#### [What you should do]
Rewrite the stretch of data from the line containing "size-y-tick-label: 1200 (1166, 446, 1189, 457)" through the line containing "price-time-end-label: 13:18:39> (1112, 286, 1152, 296)" as a JSON list of strings, one string per line, with blank lines left out.

#### [Dataset entries]
***
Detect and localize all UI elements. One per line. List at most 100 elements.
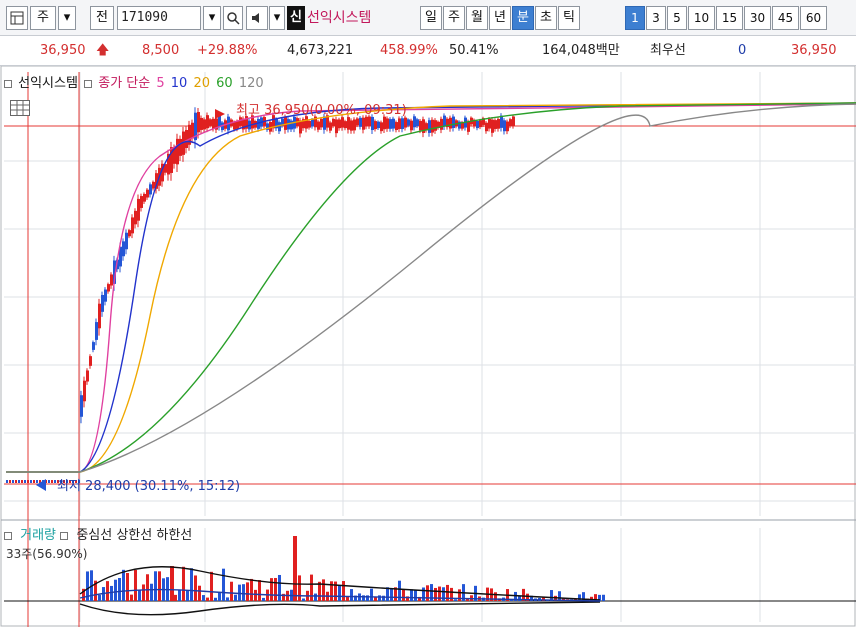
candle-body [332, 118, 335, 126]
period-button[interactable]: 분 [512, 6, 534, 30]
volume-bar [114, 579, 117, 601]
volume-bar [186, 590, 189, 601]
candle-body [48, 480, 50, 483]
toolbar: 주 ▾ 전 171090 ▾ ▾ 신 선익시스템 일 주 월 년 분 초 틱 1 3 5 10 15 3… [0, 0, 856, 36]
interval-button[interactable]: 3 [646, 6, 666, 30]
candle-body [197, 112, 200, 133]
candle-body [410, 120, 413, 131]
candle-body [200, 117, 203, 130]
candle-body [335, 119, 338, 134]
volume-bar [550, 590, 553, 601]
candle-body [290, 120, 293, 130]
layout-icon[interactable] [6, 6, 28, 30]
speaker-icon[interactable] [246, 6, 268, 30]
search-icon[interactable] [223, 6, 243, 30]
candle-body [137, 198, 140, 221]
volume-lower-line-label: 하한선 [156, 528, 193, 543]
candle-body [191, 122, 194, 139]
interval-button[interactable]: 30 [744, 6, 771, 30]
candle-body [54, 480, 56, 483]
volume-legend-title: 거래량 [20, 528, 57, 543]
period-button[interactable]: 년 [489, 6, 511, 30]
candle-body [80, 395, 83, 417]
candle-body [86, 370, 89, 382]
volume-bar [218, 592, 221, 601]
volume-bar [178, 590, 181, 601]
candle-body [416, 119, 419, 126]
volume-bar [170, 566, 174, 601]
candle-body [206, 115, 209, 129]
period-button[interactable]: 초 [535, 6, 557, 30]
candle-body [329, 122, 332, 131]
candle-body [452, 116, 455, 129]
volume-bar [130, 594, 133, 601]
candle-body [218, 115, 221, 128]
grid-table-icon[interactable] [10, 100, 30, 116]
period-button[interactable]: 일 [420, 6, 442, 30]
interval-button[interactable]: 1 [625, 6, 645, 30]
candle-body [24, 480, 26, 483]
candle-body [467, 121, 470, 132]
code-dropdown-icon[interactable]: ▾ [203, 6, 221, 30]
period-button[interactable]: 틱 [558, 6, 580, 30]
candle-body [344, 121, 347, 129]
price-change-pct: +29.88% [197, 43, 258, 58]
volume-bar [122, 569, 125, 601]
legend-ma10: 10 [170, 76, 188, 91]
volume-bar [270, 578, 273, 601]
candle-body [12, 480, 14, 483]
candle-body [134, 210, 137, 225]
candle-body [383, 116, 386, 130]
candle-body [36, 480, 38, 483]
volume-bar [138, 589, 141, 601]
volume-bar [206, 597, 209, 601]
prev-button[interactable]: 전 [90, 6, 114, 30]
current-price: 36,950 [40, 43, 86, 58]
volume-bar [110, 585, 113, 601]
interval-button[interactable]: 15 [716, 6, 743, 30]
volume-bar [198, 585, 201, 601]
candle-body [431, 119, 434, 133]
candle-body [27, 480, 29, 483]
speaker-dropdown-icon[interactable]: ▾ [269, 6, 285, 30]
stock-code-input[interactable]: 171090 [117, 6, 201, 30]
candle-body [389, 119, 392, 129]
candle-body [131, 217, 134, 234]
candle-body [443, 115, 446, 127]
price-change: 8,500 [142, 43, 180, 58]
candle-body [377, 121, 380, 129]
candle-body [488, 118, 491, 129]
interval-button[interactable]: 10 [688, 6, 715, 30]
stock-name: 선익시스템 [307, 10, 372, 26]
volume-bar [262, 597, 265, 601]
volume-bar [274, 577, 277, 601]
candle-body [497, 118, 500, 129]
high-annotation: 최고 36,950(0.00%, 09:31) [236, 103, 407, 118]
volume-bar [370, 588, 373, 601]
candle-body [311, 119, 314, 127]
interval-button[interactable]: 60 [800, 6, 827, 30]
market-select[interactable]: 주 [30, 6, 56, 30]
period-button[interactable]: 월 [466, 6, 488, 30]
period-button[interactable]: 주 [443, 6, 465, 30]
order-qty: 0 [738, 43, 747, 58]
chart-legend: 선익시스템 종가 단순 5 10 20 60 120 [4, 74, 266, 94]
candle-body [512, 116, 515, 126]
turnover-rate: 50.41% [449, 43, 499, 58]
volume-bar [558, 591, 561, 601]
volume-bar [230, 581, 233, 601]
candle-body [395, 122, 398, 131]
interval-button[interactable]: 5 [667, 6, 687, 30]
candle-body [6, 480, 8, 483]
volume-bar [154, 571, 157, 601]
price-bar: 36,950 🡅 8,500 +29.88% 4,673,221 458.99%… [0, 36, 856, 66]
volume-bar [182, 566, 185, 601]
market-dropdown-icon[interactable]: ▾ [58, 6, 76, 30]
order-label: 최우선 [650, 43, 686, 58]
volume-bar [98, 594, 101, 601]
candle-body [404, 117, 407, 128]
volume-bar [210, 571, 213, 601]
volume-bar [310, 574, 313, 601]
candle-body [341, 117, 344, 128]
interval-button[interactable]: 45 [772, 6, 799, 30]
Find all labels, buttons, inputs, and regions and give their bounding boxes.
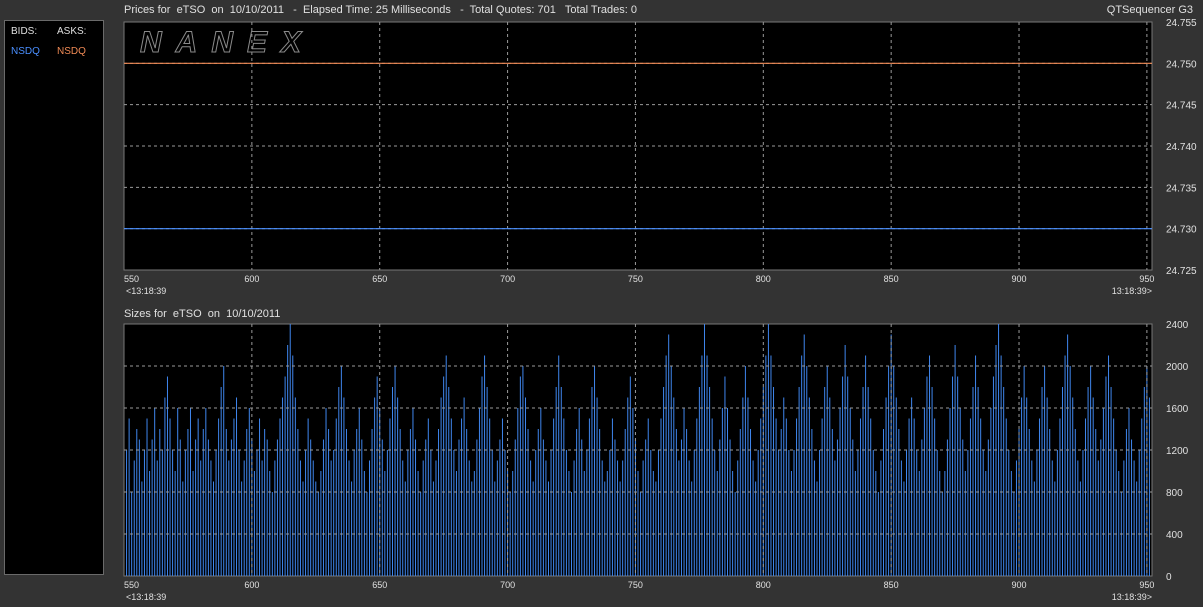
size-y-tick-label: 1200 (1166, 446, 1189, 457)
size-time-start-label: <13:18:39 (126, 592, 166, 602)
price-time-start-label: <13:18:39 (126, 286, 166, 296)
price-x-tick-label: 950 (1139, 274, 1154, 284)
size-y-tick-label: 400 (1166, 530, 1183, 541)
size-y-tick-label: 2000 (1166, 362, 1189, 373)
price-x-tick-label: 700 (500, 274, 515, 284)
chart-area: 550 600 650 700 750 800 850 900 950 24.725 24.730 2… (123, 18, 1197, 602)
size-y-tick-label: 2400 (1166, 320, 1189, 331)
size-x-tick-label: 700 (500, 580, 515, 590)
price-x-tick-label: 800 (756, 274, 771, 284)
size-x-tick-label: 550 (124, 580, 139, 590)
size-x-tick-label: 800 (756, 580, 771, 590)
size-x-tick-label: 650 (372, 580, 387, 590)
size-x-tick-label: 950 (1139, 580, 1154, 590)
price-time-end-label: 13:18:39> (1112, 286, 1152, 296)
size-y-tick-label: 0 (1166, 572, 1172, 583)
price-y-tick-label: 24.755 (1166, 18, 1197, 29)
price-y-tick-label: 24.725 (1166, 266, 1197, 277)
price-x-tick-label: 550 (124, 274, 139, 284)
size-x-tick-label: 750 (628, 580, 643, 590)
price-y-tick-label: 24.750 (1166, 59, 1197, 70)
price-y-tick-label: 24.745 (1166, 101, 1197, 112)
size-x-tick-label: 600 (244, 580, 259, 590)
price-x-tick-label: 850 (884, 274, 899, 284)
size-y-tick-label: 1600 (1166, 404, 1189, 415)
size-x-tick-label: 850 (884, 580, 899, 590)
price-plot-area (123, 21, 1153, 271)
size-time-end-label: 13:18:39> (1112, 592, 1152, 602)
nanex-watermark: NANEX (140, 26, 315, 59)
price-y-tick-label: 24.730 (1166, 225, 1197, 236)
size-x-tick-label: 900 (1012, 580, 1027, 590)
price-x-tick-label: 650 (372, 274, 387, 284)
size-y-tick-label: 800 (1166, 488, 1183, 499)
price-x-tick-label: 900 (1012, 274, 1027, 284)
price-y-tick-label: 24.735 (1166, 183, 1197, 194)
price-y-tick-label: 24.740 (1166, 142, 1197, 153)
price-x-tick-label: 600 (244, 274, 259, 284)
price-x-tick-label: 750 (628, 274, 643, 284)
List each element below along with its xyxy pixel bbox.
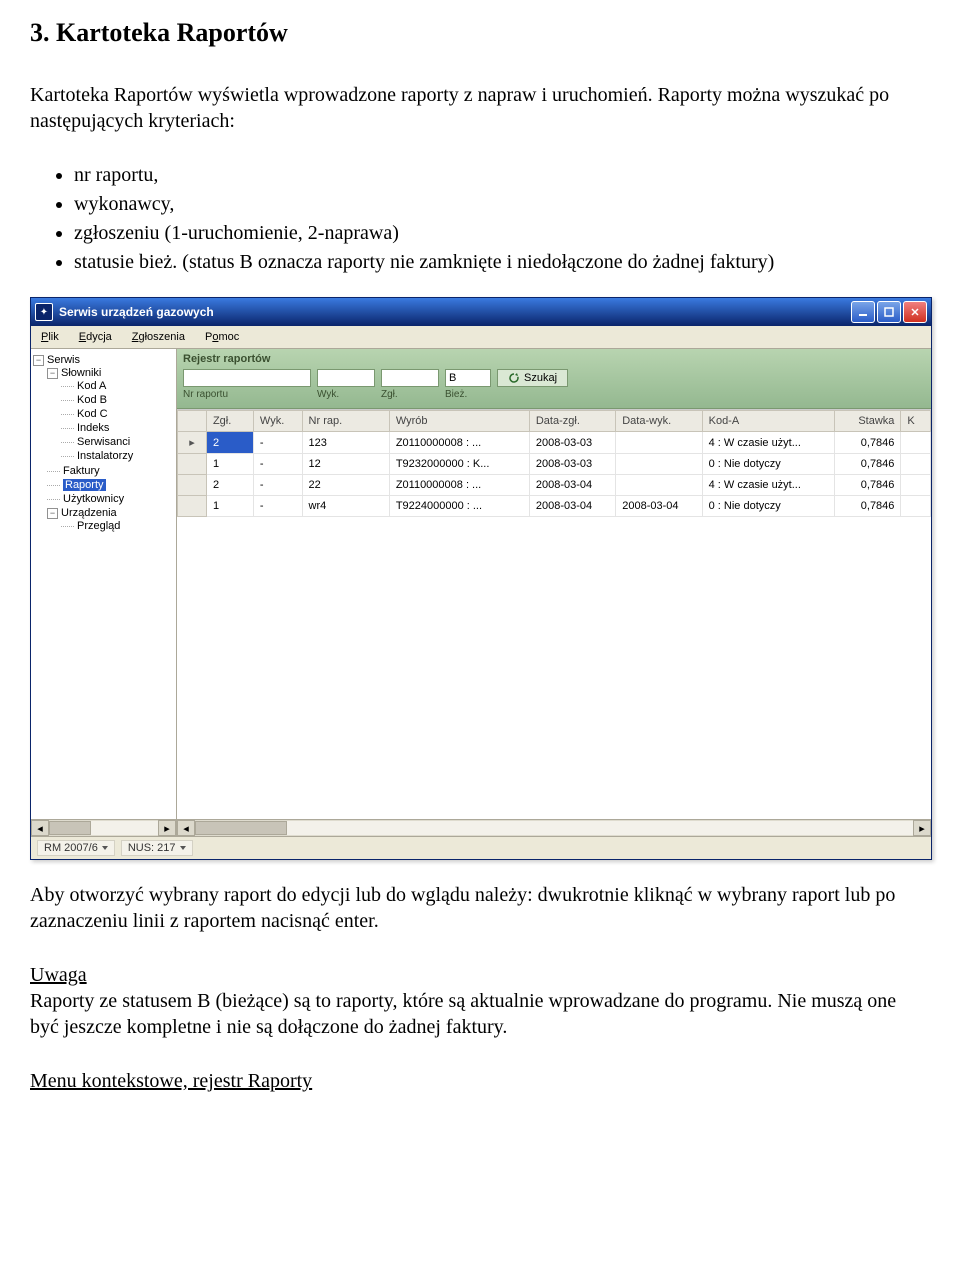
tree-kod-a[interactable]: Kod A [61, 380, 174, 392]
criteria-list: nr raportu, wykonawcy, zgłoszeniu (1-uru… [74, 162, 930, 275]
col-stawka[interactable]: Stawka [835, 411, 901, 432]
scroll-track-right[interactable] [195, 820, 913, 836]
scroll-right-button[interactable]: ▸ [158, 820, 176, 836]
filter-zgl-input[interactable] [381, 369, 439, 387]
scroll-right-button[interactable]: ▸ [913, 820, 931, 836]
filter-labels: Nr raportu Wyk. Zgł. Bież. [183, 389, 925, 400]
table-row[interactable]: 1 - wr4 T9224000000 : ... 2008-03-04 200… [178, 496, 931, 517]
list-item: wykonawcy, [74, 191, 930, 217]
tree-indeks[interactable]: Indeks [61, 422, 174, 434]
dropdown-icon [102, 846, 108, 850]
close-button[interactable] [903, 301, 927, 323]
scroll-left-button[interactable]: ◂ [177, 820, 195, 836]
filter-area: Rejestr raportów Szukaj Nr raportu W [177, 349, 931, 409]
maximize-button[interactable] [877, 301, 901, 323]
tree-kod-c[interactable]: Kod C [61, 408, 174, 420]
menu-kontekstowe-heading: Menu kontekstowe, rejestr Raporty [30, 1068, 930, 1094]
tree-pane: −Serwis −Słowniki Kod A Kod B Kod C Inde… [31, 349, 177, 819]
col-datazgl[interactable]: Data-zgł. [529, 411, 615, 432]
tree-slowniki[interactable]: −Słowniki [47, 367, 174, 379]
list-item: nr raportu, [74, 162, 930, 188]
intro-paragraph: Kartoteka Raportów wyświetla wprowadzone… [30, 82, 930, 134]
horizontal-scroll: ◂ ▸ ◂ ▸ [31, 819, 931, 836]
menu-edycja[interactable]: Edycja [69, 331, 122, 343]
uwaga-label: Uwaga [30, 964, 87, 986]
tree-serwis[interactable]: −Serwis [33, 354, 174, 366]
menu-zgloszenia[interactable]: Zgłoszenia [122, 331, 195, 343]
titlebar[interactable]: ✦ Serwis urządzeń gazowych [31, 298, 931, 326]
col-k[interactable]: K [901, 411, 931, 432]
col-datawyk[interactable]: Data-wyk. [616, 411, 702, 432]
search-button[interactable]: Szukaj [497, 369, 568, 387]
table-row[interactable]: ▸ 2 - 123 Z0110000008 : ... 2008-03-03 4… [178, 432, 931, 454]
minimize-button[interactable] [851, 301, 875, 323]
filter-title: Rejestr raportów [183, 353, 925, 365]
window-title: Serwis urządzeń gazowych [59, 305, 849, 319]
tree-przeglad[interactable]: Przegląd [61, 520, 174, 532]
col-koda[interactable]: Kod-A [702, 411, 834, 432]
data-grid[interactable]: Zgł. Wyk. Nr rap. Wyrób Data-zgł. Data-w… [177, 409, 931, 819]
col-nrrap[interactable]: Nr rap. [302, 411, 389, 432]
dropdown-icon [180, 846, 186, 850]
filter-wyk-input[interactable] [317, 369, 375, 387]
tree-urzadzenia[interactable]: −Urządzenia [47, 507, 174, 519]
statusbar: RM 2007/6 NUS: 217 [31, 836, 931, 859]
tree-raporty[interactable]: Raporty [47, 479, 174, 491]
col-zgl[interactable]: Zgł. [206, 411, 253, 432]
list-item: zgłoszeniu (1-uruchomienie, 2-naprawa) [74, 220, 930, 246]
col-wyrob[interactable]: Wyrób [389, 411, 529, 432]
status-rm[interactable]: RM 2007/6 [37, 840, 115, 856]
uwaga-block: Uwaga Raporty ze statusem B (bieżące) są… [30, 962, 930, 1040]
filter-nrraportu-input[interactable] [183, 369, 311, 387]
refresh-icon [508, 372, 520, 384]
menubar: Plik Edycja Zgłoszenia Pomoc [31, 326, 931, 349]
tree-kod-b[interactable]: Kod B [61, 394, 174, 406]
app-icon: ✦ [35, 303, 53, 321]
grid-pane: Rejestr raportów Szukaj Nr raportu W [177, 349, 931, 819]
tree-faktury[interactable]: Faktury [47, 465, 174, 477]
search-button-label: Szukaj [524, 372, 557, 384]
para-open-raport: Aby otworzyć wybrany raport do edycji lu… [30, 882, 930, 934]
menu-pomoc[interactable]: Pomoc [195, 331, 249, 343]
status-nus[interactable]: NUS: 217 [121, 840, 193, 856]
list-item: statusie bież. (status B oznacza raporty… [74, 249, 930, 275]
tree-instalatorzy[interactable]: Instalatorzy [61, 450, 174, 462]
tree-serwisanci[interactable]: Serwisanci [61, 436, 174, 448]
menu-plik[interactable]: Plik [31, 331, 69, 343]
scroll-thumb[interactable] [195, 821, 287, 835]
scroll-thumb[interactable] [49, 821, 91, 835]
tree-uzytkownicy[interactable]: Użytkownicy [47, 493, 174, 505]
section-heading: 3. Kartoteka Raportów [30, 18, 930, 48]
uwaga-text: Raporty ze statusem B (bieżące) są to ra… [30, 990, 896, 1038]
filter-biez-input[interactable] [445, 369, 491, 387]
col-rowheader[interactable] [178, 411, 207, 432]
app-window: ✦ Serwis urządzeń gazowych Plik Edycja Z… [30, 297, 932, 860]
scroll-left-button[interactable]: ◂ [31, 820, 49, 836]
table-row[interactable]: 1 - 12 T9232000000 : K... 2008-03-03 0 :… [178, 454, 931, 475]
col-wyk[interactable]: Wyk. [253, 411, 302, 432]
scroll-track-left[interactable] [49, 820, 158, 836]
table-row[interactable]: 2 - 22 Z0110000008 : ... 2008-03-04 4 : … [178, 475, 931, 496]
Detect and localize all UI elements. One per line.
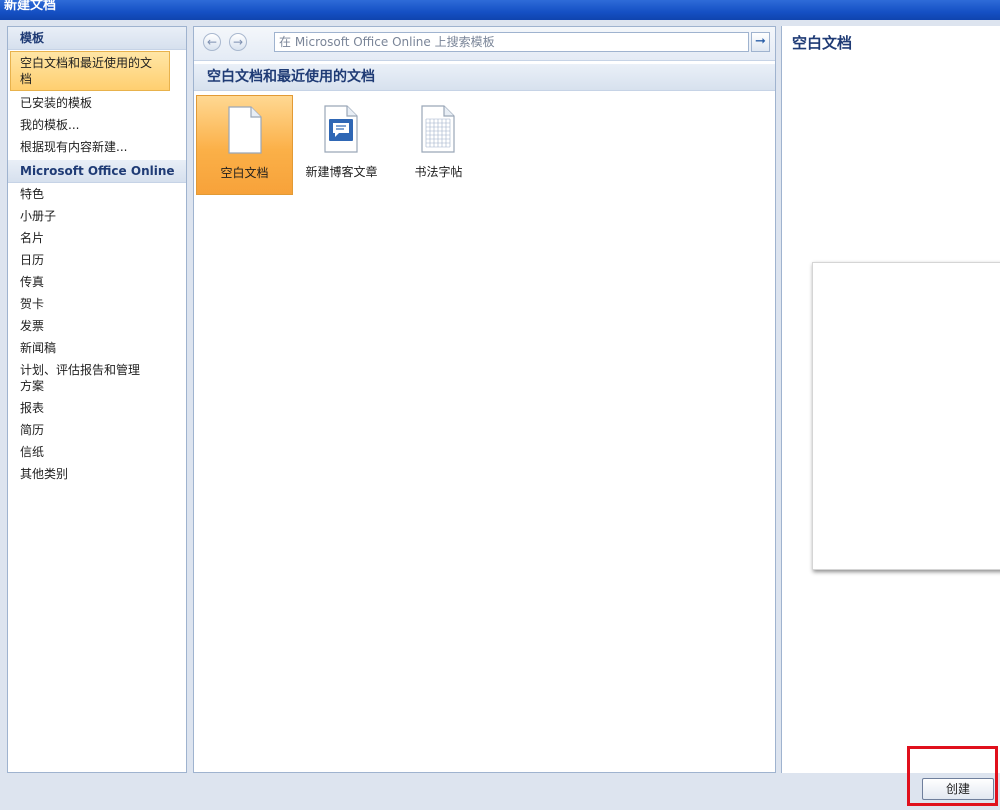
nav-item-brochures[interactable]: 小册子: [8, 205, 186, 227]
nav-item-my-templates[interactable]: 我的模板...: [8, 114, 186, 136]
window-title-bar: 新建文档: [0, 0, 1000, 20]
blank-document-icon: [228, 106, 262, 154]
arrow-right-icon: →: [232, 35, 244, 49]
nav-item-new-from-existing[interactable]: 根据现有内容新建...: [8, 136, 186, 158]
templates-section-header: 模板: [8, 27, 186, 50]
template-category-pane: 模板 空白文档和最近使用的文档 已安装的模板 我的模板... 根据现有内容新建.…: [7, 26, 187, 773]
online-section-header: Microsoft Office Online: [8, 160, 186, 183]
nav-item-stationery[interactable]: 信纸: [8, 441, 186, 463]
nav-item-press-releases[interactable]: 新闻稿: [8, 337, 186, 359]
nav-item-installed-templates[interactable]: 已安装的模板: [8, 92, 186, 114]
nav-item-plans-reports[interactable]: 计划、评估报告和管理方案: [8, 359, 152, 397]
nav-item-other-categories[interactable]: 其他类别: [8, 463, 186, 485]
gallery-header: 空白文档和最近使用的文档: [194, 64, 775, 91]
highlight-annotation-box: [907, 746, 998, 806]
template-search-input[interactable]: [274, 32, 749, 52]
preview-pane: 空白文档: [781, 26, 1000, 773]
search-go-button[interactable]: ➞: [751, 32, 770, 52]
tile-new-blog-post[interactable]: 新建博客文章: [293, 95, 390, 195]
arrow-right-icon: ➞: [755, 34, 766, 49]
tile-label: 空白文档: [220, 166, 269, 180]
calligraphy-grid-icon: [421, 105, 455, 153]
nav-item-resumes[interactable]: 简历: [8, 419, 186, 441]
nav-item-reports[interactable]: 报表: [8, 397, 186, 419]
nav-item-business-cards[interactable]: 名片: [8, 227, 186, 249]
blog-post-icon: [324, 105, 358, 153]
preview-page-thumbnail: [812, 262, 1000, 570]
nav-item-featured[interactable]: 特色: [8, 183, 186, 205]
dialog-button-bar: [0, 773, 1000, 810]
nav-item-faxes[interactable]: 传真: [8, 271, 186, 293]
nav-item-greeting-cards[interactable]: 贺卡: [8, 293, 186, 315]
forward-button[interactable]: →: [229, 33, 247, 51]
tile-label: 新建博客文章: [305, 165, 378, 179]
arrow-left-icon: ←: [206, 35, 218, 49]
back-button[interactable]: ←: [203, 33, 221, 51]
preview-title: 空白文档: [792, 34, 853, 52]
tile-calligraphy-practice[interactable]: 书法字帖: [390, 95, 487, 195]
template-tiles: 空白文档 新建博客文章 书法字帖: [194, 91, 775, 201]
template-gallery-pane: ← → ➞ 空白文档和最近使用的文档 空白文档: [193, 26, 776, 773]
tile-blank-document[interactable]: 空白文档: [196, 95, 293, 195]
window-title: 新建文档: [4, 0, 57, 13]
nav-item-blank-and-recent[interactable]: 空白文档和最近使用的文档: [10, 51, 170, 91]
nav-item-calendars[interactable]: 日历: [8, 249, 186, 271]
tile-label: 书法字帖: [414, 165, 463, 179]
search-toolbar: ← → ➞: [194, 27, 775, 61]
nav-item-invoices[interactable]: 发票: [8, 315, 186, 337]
***
#### [Solution]
[
  "size-y-tick-label: 1200 (1166, 446, 1189, 457)",
  "size-time-start-label: <13:18:39 (126, 592, 166, 602)",
  "price-time-start-label: <13:18:39 (126, 286, 166, 296)",
  "price-x-tick-label: 950 (1139, 274, 1154, 284)",
  "size-y-tick-label: 400 (1166, 530, 1183, 541)",
  "size-y-tick-label: 2000 (1166, 362, 1189, 373)",
  "price-x-tick-label: 700 (500, 274, 515, 284)",
  "chart-area: 550 600 650 700 750 800 850 900 950 24.725 24.730 2… (123, 18, 1197, 602)",
  "size-y-tick-label: 2400 (1166, 320, 1189, 331)",
  "size-x-tick-label: 700 (500, 580, 515, 590)",
  "price-x-tick-label: 800 (756, 274, 771, 284)",
  "size-x-tick-label: 550 (124, 580, 139, 590)",
  "size-x-tick-label: 800 (756, 580, 771, 590)",
  "size-x-tick-label: 650 (372, 580, 387, 590)",
  "size-x-tick-label: 950 (1139, 580, 1154, 590)",
  "price-time-end-label: 13:18:39> (1112, 286, 1152, 296)"
]